[Work to complete]: Take each line that has the word "Adobe" and return it.

[Exercise material]:
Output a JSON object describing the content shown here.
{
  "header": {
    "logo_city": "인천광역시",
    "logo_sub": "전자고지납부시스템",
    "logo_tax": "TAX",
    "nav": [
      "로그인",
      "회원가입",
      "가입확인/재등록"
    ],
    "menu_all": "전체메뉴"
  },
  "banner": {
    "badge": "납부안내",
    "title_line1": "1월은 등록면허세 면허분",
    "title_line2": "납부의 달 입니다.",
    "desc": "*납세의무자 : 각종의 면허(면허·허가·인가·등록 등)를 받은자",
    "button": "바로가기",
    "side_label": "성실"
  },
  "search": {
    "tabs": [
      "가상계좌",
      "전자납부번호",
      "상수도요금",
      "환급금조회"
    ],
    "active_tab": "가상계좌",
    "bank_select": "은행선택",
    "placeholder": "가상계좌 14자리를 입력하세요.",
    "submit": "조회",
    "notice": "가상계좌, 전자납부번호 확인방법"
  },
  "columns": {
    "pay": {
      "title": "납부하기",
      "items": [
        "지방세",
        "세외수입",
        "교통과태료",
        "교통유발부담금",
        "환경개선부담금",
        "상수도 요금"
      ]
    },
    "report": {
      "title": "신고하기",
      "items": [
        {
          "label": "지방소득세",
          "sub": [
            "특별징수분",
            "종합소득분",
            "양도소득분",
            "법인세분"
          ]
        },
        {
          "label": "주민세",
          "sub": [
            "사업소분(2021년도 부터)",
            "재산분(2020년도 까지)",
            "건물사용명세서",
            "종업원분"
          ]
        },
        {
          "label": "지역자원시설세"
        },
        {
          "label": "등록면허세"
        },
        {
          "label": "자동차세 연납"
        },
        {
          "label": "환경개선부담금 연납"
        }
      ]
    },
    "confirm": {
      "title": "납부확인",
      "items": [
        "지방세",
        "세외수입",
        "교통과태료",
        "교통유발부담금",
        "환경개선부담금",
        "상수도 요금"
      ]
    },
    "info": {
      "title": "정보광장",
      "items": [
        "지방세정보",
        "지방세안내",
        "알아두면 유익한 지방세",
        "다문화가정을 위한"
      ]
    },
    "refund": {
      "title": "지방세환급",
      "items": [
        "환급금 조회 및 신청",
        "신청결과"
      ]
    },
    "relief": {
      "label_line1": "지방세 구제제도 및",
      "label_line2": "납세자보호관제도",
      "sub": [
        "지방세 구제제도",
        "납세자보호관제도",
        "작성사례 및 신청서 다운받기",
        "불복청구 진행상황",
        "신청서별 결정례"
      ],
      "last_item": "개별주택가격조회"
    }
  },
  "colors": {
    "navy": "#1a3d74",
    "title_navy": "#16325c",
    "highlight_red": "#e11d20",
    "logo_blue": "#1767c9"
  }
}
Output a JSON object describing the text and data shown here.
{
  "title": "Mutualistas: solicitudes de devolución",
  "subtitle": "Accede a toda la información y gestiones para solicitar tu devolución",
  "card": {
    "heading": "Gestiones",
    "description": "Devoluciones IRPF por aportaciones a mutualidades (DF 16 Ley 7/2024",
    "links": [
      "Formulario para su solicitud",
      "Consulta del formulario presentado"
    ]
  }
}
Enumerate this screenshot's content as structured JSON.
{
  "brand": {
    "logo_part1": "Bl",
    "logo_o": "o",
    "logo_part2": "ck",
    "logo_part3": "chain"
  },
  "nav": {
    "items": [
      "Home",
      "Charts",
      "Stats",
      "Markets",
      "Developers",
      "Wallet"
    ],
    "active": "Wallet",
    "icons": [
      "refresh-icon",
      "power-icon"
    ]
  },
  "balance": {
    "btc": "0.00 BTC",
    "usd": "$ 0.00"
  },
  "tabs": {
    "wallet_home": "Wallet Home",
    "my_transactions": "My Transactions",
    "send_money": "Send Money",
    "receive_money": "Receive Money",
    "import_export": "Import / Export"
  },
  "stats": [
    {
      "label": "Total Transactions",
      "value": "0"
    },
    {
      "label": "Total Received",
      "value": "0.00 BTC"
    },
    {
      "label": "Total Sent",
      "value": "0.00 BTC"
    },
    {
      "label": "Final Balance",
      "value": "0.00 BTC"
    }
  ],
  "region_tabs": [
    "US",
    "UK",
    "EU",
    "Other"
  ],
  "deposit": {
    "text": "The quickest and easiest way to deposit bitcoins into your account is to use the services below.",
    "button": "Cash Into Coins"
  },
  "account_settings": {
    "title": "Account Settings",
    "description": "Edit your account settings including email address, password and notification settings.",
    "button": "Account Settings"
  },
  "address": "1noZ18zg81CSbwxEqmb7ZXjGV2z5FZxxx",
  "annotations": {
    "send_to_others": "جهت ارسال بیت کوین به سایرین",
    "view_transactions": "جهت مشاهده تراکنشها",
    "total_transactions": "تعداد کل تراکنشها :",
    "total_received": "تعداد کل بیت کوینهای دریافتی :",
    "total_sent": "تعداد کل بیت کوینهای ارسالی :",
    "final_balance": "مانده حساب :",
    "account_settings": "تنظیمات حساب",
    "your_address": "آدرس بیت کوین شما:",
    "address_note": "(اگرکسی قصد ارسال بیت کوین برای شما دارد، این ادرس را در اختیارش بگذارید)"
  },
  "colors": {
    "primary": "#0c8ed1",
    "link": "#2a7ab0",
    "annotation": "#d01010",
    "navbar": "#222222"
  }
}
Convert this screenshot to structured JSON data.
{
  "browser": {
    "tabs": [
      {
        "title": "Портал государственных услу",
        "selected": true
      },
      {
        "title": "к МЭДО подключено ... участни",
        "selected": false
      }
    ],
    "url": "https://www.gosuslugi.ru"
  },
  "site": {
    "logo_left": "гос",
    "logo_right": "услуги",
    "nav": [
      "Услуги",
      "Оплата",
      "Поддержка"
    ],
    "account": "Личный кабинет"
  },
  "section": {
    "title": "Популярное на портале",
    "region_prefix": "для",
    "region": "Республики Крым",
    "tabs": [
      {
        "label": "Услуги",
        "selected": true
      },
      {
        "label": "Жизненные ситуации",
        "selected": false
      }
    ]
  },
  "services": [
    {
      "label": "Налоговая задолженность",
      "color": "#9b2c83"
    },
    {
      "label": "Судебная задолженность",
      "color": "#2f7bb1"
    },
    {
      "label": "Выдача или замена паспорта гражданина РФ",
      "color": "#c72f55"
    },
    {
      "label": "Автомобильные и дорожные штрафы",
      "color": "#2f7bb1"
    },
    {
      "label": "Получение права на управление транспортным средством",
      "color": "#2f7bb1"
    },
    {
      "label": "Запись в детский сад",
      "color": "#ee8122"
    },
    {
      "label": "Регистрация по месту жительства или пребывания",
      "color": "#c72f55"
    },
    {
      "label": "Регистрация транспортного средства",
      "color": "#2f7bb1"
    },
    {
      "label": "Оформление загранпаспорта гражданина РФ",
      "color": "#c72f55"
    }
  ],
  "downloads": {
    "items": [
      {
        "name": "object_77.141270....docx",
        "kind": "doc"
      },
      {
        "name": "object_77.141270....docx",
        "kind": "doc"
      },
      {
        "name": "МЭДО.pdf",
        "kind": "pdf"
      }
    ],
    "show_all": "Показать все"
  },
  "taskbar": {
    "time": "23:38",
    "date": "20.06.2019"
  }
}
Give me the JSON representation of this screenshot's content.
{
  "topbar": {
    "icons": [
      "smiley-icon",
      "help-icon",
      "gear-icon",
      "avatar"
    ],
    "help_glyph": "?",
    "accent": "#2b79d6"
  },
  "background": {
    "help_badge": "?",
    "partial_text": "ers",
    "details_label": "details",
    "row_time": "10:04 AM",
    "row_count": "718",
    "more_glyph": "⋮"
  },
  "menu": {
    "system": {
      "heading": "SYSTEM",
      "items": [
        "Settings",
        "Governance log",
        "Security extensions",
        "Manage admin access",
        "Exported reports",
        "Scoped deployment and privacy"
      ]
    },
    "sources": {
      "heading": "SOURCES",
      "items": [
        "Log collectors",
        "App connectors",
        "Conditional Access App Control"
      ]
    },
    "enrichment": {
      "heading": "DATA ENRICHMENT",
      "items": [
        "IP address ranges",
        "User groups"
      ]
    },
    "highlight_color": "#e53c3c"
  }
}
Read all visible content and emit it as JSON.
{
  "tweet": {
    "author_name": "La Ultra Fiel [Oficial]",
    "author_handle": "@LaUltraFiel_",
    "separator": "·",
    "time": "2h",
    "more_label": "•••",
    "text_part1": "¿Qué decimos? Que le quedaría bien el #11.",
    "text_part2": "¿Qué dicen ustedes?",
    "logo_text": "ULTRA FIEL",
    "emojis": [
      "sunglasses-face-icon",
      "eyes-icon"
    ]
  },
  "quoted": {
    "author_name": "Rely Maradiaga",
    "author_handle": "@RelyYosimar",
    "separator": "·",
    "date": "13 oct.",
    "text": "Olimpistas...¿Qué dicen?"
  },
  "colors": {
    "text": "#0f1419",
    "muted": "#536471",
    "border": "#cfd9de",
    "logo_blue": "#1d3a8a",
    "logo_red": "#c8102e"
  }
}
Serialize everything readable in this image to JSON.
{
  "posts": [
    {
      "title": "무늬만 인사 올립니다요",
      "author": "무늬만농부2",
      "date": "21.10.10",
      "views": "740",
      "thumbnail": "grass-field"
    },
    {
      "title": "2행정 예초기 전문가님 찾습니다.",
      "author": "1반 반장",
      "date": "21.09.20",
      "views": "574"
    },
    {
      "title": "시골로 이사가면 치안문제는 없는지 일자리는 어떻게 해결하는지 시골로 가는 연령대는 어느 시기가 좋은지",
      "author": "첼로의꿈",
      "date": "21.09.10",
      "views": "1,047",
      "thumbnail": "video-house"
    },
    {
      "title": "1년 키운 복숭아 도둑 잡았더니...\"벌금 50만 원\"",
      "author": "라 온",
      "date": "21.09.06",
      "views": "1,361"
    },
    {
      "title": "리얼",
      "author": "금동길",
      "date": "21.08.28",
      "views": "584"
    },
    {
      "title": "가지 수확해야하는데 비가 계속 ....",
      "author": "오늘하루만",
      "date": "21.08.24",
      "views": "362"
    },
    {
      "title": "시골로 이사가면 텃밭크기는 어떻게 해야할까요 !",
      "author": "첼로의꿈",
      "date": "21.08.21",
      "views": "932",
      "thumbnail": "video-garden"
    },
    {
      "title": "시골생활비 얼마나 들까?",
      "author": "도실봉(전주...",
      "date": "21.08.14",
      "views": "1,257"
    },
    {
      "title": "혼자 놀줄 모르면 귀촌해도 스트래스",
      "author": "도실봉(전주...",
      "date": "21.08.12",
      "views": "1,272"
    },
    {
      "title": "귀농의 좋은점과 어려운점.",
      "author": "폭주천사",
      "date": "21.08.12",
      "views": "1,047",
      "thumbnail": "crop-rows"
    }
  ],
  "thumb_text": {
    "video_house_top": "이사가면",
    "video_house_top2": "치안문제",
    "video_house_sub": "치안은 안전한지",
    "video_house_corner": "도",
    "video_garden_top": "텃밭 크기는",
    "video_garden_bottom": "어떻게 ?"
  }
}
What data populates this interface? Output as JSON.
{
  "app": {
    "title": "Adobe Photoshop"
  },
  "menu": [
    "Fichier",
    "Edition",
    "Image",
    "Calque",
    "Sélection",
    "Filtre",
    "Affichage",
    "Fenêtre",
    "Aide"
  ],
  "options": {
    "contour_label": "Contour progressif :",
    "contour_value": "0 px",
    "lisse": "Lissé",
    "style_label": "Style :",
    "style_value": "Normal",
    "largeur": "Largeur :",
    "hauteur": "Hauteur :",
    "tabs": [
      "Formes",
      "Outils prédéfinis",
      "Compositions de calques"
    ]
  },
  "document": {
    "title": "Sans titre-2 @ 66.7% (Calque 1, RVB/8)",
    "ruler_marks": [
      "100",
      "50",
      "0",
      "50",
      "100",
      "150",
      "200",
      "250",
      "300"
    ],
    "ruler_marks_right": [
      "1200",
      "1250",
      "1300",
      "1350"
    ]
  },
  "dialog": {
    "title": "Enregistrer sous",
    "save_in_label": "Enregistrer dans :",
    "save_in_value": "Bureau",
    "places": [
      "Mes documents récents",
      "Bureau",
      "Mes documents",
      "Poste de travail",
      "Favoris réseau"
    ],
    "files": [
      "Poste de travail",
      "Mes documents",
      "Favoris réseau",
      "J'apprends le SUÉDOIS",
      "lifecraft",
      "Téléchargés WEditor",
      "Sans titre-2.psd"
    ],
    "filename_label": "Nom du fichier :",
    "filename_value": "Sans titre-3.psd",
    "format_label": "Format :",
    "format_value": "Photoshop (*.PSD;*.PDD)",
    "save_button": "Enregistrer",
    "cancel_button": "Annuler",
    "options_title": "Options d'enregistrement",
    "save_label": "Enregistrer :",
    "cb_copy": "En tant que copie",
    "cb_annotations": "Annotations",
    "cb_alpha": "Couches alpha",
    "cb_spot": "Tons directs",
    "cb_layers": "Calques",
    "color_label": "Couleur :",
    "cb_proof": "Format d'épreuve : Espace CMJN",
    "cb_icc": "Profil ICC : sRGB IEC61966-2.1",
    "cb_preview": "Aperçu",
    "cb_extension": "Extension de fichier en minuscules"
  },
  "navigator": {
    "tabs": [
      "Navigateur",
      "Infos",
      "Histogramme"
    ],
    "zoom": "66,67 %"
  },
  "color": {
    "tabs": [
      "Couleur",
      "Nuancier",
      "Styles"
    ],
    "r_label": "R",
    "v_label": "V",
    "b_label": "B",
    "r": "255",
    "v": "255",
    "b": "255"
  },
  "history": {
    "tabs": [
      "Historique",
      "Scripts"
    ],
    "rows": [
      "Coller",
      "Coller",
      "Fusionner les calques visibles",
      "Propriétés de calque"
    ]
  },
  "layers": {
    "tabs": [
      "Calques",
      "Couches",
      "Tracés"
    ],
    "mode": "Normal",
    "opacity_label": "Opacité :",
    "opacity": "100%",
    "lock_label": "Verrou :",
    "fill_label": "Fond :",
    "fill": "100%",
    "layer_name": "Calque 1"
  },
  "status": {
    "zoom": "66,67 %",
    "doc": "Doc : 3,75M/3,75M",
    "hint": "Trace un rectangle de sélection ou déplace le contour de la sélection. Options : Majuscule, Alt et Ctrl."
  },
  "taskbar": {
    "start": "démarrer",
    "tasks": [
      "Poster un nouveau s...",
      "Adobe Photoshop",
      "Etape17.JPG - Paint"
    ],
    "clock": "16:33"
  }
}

[Solution to this task]:
    "title": "Adobe Photoshop"
      "Adobe Photoshop",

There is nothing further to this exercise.